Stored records
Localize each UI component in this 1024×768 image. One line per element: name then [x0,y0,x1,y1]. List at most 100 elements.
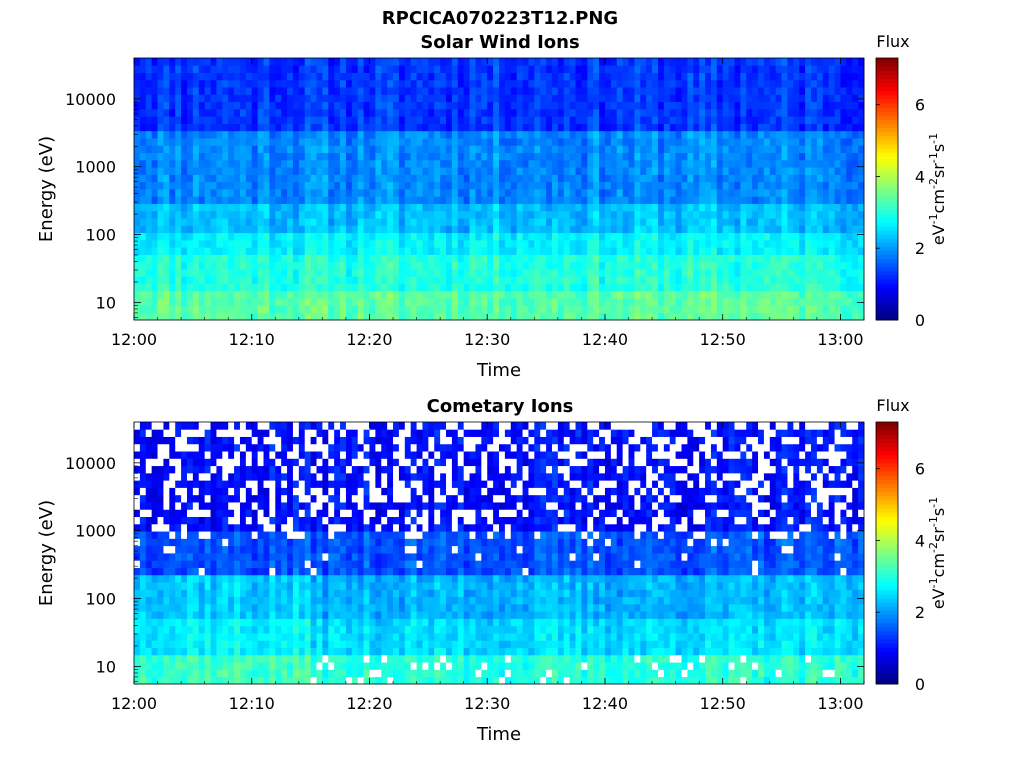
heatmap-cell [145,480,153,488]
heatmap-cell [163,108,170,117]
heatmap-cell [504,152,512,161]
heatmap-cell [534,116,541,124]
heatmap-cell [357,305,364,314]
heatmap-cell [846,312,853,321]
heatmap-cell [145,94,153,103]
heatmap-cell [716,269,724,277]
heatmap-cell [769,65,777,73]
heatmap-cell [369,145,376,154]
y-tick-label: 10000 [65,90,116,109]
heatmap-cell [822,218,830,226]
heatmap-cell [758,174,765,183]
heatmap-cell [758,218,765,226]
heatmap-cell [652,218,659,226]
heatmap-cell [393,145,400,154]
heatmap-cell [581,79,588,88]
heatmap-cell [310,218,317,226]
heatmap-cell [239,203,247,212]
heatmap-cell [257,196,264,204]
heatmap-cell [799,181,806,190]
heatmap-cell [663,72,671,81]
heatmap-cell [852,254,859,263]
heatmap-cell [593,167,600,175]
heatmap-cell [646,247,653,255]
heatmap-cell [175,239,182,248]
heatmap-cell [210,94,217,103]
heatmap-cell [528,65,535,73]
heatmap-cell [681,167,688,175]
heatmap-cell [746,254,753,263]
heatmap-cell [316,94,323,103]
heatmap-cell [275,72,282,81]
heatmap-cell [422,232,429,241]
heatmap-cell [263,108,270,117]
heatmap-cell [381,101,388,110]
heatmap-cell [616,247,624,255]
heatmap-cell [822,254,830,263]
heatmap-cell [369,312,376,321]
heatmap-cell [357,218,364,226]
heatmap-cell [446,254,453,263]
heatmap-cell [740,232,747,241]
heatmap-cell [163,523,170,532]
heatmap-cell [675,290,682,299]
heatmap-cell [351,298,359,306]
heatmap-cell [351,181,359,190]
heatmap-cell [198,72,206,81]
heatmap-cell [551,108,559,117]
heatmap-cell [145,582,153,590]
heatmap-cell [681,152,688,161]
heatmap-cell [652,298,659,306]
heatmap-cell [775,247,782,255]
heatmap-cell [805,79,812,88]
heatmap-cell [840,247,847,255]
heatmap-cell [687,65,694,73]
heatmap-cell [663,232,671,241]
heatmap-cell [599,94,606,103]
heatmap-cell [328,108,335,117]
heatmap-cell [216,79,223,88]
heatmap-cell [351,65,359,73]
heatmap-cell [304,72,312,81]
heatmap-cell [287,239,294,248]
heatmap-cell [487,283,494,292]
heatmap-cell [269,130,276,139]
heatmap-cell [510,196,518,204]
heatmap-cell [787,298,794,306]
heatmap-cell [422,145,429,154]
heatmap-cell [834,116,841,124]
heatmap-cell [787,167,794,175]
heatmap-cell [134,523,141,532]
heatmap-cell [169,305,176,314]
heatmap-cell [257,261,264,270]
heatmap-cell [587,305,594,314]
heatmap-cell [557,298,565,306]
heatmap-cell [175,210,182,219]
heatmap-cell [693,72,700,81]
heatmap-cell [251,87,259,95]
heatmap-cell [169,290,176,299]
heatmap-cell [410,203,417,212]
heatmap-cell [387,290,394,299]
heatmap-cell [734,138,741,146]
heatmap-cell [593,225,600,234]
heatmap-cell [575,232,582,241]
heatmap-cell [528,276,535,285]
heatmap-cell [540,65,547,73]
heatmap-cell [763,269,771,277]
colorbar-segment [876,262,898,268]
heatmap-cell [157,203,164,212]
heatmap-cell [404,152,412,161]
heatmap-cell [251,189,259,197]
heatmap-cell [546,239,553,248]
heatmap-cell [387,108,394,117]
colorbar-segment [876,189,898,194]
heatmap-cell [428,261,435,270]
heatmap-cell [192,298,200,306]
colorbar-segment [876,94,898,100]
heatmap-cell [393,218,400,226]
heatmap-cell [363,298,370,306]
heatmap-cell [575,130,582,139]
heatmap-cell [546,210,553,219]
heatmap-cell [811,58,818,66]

---

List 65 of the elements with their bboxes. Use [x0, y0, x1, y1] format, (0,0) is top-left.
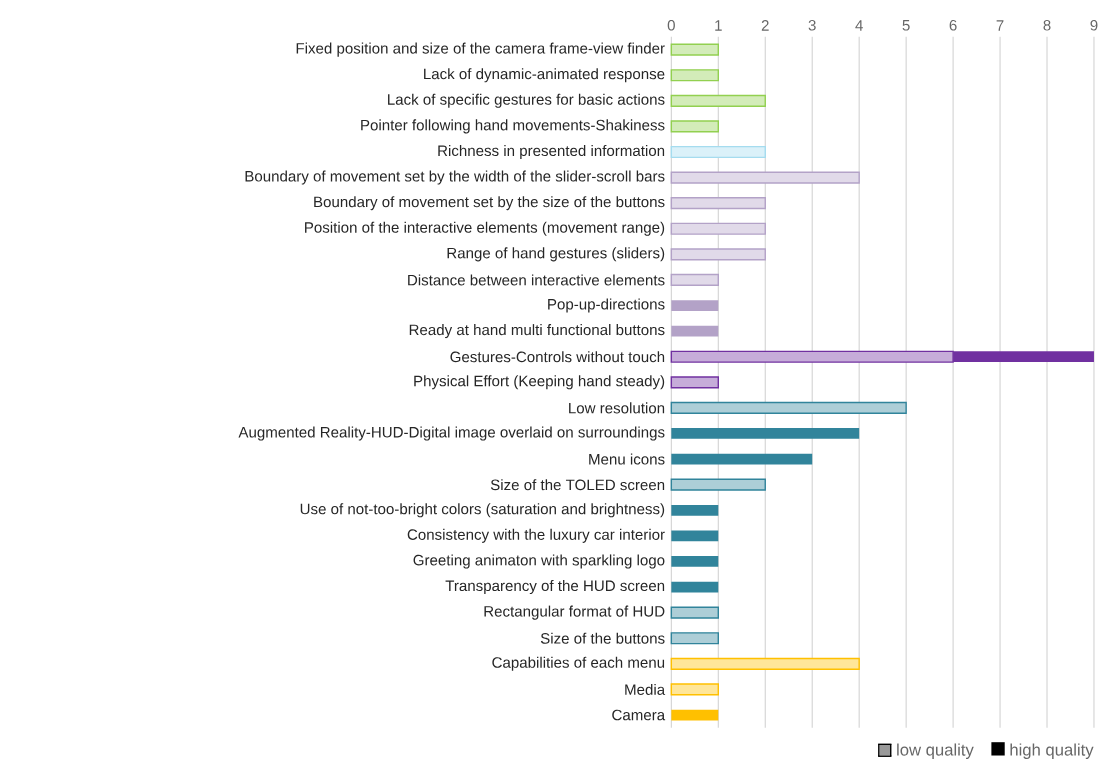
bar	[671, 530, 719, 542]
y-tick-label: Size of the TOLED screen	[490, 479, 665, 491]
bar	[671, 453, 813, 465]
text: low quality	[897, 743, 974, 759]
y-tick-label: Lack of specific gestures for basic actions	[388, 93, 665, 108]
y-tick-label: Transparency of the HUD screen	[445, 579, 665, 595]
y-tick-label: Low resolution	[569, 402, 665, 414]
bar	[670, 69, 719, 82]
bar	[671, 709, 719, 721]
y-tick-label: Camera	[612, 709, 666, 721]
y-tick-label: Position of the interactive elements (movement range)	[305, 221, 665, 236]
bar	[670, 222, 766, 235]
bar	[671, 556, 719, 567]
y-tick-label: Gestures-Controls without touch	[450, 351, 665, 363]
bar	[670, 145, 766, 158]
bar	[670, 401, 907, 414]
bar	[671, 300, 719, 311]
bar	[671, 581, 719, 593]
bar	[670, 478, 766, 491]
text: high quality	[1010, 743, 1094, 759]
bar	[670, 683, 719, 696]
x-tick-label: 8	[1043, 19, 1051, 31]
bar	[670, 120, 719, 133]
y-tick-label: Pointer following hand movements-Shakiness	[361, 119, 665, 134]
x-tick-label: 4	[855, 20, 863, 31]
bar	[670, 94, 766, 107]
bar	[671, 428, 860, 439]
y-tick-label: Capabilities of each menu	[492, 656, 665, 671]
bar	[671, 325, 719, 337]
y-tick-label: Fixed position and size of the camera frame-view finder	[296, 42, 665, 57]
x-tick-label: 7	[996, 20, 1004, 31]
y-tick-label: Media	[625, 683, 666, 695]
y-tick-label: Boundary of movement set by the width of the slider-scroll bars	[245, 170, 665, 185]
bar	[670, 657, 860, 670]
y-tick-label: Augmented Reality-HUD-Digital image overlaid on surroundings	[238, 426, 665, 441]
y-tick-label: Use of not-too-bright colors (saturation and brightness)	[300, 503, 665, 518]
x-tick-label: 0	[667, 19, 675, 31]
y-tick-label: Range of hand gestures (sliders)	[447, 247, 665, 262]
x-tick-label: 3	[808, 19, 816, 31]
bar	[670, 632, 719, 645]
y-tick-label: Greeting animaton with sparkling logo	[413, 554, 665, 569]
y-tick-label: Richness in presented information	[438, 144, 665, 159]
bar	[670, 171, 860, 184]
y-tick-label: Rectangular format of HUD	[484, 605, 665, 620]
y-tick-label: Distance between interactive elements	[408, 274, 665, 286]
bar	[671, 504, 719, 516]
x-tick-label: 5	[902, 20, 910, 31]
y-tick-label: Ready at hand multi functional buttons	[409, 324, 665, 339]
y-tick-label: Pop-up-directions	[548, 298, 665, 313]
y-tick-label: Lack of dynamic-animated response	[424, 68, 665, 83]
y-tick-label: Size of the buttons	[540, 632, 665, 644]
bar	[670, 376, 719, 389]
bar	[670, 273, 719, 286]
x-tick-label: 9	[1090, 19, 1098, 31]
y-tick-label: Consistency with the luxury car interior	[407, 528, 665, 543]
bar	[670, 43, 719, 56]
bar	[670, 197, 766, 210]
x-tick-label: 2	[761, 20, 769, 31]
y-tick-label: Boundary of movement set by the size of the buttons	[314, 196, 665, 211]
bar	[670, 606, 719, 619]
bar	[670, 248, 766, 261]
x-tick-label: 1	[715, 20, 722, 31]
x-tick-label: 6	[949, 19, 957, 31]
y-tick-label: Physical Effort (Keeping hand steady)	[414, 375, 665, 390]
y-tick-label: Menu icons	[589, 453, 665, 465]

◆ WHAT THE EXERCISE ASKS
Reproduce word for word the lines of the records starting at the line that contains "530, 719, 542]" and ending at the line that contains "325, 719, 337]".

◆ CORRECT RESULT
bar	[671, 530, 719, 542]
y-tick-label: Size of the TOLED screen	[490, 479, 665, 491]
bar	[671, 453, 813, 465]
text: low quality	[897, 743, 974, 759]
y-tick-label: Lack of specific gestures for basic actions	[388, 93, 665, 108]
y-tick-label: Transparency of the HUD screen	[445, 579, 665, 595]
y-tick-label: Low resolution	[569, 402, 665, 414]
bar	[670, 69, 719, 82]
bar	[671, 709, 719, 721]
y-tick-label: Camera	[612, 709, 666, 721]
y-tick-label: Position of the interactive elements (movement range)	[305, 221, 665, 236]
bar	[670, 222, 766, 235]
bar	[671, 556, 719, 567]
y-tick-label: Gestures-Controls without touch	[450, 351, 665, 363]
bar	[670, 145, 766, 158]
bar	[670, 401, 907, 414]
bar	[671, 300, 719, 311]
bar	[671, 581, 719, 593]
bar	[670, 478, 766, 491]
text: high quality	[1010, 743, 1094, 759]
bar	[670, 683, 719, 696]
x-tick-label: 8	[1043, 19, 1051, 31]
bar	[670, 120, 719, 133]
y-tick-label: Pointer following hand movements-Shakiness	[361, 119, 665, 134]
x-tick-label: 4	[855, 20, 863, 31]
bar	[670, 94, 766, 107]
bar	[671, 428, 860, 439]
y-tick-label: Capabilities of each menu	[492, 656, 665, 671]
bar	[671, 325, 719, 337]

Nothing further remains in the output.